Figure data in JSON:

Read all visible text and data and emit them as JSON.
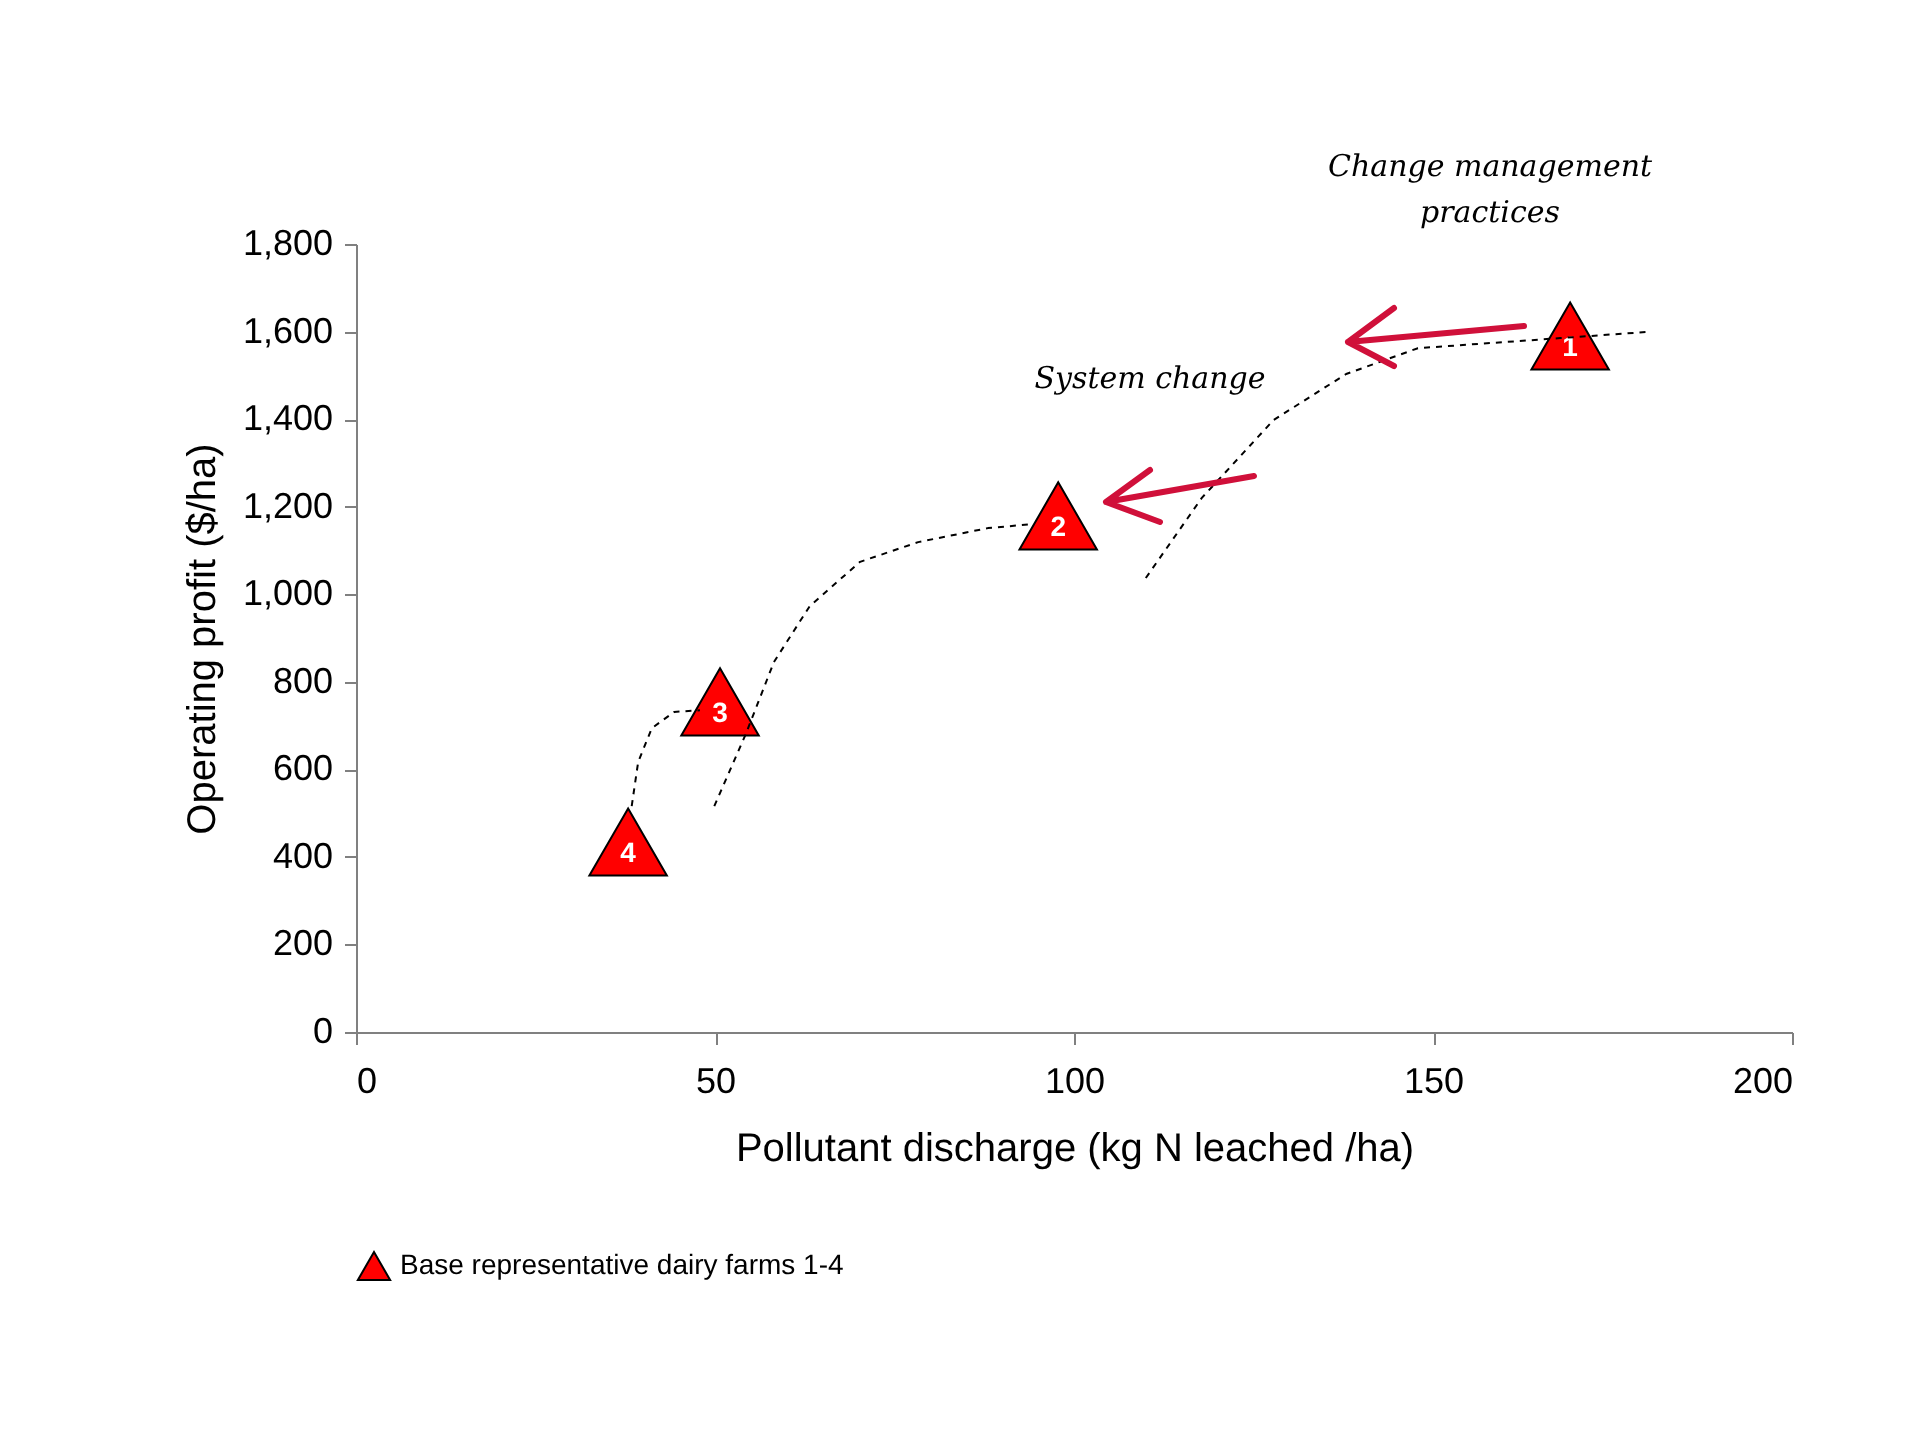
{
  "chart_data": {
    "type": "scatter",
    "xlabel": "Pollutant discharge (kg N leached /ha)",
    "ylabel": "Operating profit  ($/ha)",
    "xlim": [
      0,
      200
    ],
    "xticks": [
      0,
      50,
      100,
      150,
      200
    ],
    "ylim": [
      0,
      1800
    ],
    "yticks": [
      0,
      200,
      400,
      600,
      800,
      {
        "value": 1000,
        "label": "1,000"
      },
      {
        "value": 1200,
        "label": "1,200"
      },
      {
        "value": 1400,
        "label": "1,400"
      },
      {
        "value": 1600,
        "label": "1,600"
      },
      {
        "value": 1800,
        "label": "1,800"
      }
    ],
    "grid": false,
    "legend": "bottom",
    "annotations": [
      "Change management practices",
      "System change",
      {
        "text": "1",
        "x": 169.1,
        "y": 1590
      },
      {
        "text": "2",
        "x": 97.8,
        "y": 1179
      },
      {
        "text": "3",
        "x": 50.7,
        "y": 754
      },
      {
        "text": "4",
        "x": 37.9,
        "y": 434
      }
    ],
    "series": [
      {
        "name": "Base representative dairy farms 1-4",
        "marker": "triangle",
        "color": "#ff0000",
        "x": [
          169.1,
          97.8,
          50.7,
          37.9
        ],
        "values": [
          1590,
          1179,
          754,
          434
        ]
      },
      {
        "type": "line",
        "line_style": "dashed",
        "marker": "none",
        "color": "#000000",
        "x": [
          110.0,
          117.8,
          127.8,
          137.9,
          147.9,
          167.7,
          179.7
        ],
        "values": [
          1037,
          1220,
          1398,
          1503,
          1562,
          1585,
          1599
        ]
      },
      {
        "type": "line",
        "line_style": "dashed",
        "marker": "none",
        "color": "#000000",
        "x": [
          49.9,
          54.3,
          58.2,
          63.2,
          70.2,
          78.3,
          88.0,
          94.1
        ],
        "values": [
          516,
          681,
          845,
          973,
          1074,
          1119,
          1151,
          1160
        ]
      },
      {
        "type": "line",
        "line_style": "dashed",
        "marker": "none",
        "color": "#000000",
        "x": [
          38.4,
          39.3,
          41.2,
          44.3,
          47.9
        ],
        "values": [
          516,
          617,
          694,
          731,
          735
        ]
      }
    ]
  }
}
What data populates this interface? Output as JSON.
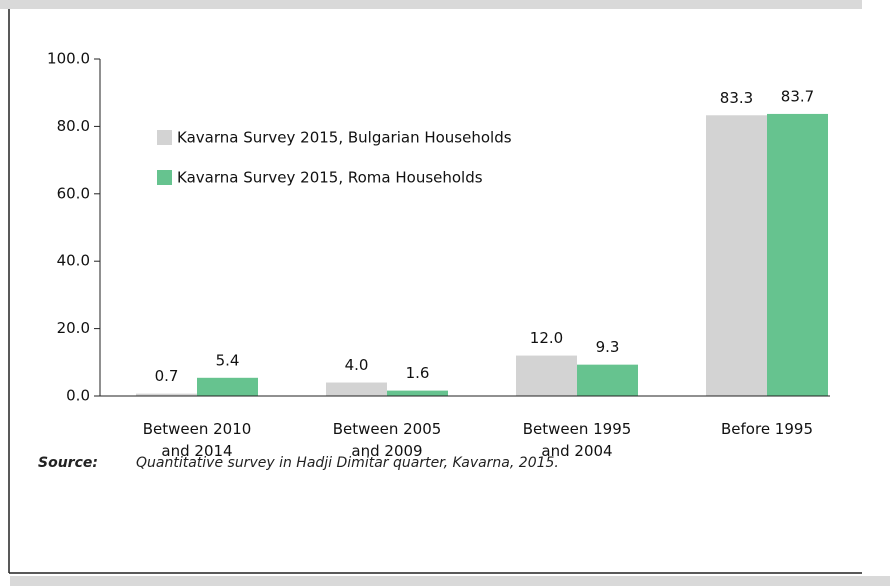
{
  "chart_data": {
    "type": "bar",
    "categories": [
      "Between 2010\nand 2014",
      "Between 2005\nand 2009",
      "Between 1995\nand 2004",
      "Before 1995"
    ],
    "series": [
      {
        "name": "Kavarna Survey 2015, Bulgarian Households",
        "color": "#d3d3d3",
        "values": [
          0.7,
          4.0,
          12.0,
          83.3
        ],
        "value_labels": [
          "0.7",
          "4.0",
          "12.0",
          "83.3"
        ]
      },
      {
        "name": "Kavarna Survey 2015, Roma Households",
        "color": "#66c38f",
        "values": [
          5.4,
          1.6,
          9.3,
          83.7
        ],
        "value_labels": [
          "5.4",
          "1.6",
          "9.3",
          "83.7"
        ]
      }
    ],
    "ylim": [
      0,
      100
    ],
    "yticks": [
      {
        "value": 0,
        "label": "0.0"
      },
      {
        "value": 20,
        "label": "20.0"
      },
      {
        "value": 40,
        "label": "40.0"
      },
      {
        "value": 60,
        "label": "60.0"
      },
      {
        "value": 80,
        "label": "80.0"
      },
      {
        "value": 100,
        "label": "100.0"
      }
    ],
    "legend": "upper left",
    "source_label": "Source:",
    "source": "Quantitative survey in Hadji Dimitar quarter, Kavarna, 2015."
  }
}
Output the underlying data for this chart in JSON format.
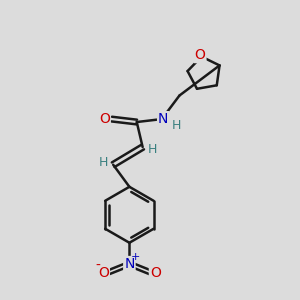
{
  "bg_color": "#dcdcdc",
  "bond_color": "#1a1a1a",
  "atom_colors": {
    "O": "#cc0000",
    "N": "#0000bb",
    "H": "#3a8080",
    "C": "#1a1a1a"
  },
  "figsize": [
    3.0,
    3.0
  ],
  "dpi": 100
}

:: Directive ::
Search the data above for the string "Between" and return every line that has it.

:: Exercise response ::
      "Between 2010\nand 2014",
      "Between 2005\nand 2009",
      "Between 1995\nand 2004",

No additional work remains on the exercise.